* **AIM**: Copy everything in the listing below word for word, apart from any images.

★ ★ ★ ★ ★

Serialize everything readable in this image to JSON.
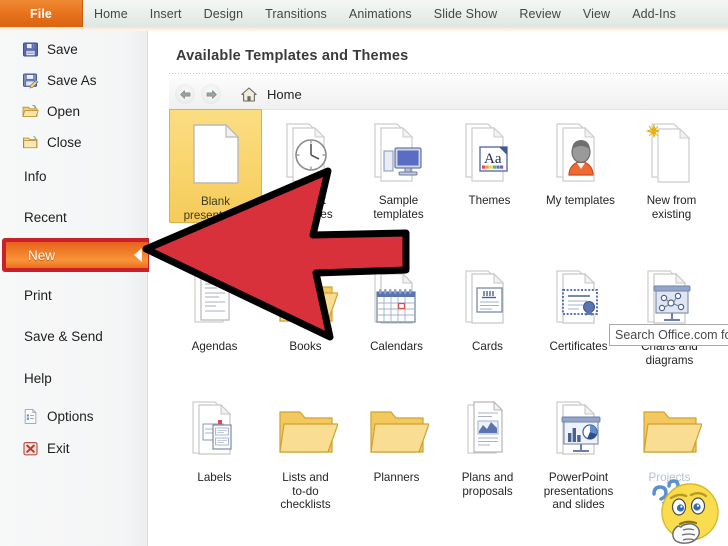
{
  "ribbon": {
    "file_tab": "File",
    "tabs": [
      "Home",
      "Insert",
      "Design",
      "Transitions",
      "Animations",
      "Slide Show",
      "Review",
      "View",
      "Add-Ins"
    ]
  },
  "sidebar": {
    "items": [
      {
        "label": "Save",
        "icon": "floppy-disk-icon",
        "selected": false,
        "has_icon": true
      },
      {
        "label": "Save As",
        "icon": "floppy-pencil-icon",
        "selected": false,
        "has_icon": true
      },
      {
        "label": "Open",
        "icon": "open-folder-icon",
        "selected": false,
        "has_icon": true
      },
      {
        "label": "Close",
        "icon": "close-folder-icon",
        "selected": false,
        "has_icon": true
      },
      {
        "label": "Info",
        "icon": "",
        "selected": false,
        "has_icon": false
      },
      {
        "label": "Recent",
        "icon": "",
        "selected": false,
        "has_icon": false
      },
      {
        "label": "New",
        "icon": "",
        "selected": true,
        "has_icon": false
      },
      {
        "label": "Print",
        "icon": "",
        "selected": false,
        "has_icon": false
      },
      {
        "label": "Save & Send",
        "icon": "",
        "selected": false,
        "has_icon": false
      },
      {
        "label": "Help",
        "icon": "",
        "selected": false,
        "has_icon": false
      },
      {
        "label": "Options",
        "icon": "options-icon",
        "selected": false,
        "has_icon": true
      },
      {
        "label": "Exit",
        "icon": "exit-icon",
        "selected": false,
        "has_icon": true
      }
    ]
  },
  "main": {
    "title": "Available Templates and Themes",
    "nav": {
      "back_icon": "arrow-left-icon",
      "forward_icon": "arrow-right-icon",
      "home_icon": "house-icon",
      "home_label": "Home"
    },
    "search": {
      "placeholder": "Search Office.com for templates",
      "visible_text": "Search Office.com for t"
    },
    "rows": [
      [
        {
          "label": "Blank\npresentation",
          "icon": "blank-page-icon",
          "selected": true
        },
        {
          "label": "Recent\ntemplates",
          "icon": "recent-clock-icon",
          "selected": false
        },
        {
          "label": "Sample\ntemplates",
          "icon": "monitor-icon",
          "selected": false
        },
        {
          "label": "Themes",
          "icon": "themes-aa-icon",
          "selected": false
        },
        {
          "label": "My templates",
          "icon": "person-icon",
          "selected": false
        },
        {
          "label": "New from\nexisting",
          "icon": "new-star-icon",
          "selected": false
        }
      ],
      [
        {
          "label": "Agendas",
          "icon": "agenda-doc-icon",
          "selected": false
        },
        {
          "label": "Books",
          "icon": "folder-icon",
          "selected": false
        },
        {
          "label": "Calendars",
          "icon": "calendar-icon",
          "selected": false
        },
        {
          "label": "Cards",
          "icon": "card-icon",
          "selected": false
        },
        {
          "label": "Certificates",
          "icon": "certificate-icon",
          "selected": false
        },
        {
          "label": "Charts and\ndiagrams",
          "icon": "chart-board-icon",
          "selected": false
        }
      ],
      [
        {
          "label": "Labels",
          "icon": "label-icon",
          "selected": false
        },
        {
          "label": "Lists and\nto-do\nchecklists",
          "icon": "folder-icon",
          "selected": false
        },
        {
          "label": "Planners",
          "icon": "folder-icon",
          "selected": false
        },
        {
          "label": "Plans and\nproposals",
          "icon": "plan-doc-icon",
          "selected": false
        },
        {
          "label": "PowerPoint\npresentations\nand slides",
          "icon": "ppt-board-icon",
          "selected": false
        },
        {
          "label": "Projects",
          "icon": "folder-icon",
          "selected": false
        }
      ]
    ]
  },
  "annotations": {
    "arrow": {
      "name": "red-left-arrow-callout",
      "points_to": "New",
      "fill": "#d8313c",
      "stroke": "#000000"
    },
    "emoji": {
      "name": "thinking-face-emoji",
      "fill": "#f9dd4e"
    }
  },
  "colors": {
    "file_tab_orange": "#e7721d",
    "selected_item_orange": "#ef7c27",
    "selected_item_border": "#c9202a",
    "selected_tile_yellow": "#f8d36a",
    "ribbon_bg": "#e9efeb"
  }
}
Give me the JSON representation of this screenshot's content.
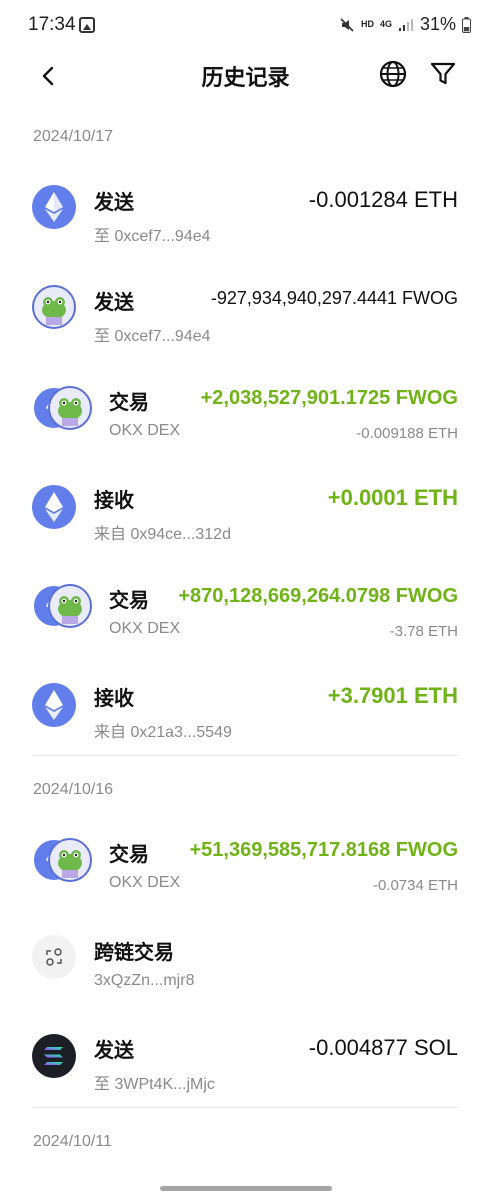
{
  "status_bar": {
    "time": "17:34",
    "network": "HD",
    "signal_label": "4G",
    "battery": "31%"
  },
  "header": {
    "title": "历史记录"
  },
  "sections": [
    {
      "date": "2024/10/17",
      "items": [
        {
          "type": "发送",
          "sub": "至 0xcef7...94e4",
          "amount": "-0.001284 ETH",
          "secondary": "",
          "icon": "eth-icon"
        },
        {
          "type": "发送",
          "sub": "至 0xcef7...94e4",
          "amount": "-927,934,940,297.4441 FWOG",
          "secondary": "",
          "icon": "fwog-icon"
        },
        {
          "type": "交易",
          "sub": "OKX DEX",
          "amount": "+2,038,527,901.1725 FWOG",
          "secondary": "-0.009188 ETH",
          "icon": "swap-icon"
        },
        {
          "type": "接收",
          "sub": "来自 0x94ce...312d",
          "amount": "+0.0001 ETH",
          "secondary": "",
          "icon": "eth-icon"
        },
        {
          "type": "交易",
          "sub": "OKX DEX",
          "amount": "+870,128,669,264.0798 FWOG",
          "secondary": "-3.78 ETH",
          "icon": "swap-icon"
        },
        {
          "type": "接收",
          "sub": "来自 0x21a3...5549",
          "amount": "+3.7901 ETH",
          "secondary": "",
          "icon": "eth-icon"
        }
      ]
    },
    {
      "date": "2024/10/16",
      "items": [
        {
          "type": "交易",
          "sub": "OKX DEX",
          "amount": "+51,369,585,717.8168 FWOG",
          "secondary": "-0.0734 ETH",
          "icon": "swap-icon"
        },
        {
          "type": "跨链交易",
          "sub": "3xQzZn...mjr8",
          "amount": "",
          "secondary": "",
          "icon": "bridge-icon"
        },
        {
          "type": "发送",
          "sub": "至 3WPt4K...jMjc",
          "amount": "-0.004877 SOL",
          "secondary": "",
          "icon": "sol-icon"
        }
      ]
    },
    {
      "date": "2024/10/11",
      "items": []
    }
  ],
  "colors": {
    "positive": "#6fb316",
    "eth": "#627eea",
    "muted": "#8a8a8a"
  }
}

★ ★ ★ ★ ★

* **WRITTEN SOLUTION**:
Serialize everything readable in this image to JSON.
{
  "ribbon": {
    "file_tab": "File",
    "tabs": [
      "Home",
      "Insert",
      "Design",
      "Transitions",
      "Animations",
      "Slide Show",
      "Review",
      "View",
      "Add-Ins"
    ]
  },
  "sidebar": {
    "items": [
      {
        "label": "Save",
        "icon": "floppy-disk-icon",
        "selected": false,
        "has_icon": true
      },
      {
        "label": "Save As",
        "icon": "floppy-pencil-icon",
        "selected": false,
        "has_icon": true
      },
      {
        "label": "Open",
        "icon": "open-folder-icon",
        "selected": false,
        "has_icon": true
      },
      {
        "label": "Close",
        "icon": "close-folder-icon",
        "selected": false,
        "has_icon": true
      },
      {
        "label": "Info",
        "icon": "",
        "selected": false,
        "has_icon": false
      },
      {
        "label": "Recent",
        "icon": "",
        "selected": false,
        "has_icon": false
      },
      {
        "label": "New",
        "icon": "",
        "selected": true,
        "has_icon": false
      },
      {
        "label": "Print",
        "icon": "",
        "selected": false,
        "has_icon": false
      },
      {
        "label": "Save & Send",
        "icon": "",
        "selected": false,
        "has_icon": false
      },
      {
        "label": "Help",
        "icon": "",
        "selected": false,
        "has_icon": false
      },
      {
        "label": "Options",
        "icon": "options-icon",
        "selected": false,
        "has_icon": true
      },
      {
        "label": "Exit",
        "icon": "exit-icon",
        "selected": false,
        "has_icon": true
      }
    ]
  },
  "main": {
    "title": "Available Templates and Themes",
    "nav": {
      "back_icon": "arrow-left-icon",
      "forward_icon": "arrow-right-icon",
      "home_icon": "house-icon",
      "home_label": "Home"
    },
    "search": {
      "placeholder": "Search Office.com for templates",
      "visible_text": "Search Office.com for t"
    },
    "rows": [
      [
        {
          "label": "Blank\npresentation",
          "icon": "blank-page-icon",
          "selected": true
        },
        {
          "label": "Recent\ntemplates",
          "icon": "recent-clock-icon",
          "selected": false
        },
        {
          "label": "Sample\ntemplates",
          "icon": "monitor-icon",
          "selected": false
        },
        {
          "label": "Themes",
          "icon": "themes-aa-icon",
          "selected": false
        },
        {
          "label": "My templates",
          "icon": "person-icon",
          "selected": false
        },
        {
          "label": "New from\nexisting",
          "icon": "new-star-icon",
          "selected": false
        }
      ],
      [
        {
          "label": "Agendas",
          "icon": "agenda-doc-icon",
          "selected": false
        },
        {
          "label": "Books",
          "icon": "folder-icon",
          "selected": false
        },
        {
          "label": "Calendars",
          "icon": "calendar-icon",
          "selected": false
        },
        {
          "label": "Cards",
          "icon": "card-icon",
          "selected": false
        },
        {
          "label": "Certificates",
          "icon": "certificate-icon",
          "selected": false
        },
        {
          "label": "Charts and\ndiagrams",
          "icon": "chart-board-icon",
          "selected": false
        }
      ],
      [
        {
          "label": "Labels",
          "icon": "label-icon",
          "selected": false
        },
        {
          "label": "Lists and\nto-do\nchecklists",
          "icon": "folder-icon",
          "selected": false
        },
        {
          "label": "Planners",
          "icon": "folder-icon",
          "selected": false
        },
        {
          "label": "Plans and\nproposals",
          "icon": "plan-doc-icon",
          "selected": false
        },
        {
          "label": "PowerPoint\npresentations\nand slides",
          "icon": "ppt-board-icon",
          "selected": false
        },
        {
          "label": "Projects",
          "icon": "folder-icon",
          "selected": false
        }
      ]
    ]
  },
  "annotations": {
    "arrow": {
      "name": "red-left-arrow-callout",
      "points_to": "New",
      "fill": "#d8313c",
      "stroke": "#000000"
    },
    "emoji": {
      "name": "thinking-face-emoji",
      "fill": "#f9dd4e"
    }
  },
  "colors": {
    "file_tab_orange": "#e7721d",
    "selected_item_orange": "#ef7c27",
    "selected_item_border": "#c9202a",
    "selected_tile_yellow": "#f8d36a",
    "ribbon_bg": "#e9efeb"
  }
}
Give me the JSON representation of this screenshot's content.
{
  "status_bar": {
    "time": "17:34",
    "network": "HD",
    "signal_label": "4G",
    "battery": "31%"
  },
  "header": {
    "title": "历史记录"
  },
  "sections": [
    {
      "date": "2024/10/17",
      "items": [
        {
          "type": "发送",
          "sub": "至 0xcef7...94e4",
          "amount": "-0.001284 ETH",
          "secondary": "",
          "icon": "eth-icon"
        },
        {
          "type": "发送",
          "sub": "至 0xcef7...94e4",
          "amount": "-927,934,940,297.4441 FWOG",
          "secondary": "",
          "icon": "fwog-icon"
        },
        {
          "type": "交易",
          "sub": "OKX DEX",
          "amount": "+2,038,527,901.1725 FWOG",
          "secondary": "-0.009188 ETH",
          "icon": "swap-icon"
        },
        {
          "type": "接收",
          "sub": "来自 0x94ce...312d",
          "amount": "+0.0001 ETH",
          "secondary": "",
          "icon": "eth-icon"
        },
        {
          "type": "交易",
          "sub": "OKX DEX",
          "amount": "+870,128,669,264.0798 FWOG",
          "secondary": "-3.78 ETH",
          "icon": "swap-icon"
        },
        {
          "type": "接收",
          "sub": "来自 0x21a3...5549",
          "amount": "+3.7901 ETH",
          "secondary": "",
          "icon": "eth-icon"
        }
      ]
    },
    {
      "date": "2024/10/16",
      "items": [
        {
          "type": "交易",
          "sub": "OKX DEX",
          "amount": "+51,369,585,717.8168 FWOG",
          "secondary": "-0.0734 ETH",
          "icon": "swap-icon"
        },
        {
          "type": "跨链交易",
          "sub": "3xQzZn...mjr8",
          "amount": "",
          "secondary": "",
          "icon": "bridge-icon"
        },
        {
          "type": "发送",
          "sub": "至 3WPt4K...jMjc",
          "amount": "-0.004877 SOL",
          "secondary": "",
          "icon": "sol-icon"
        }
      ]
    },
    {
      "date": "2024/10/11",
      "items": []
    }
  ],
  "colors": {
    "positive": "#6fb316",
    "eth": "#627eea",
    "muted": "#8a8a8a"
  }
}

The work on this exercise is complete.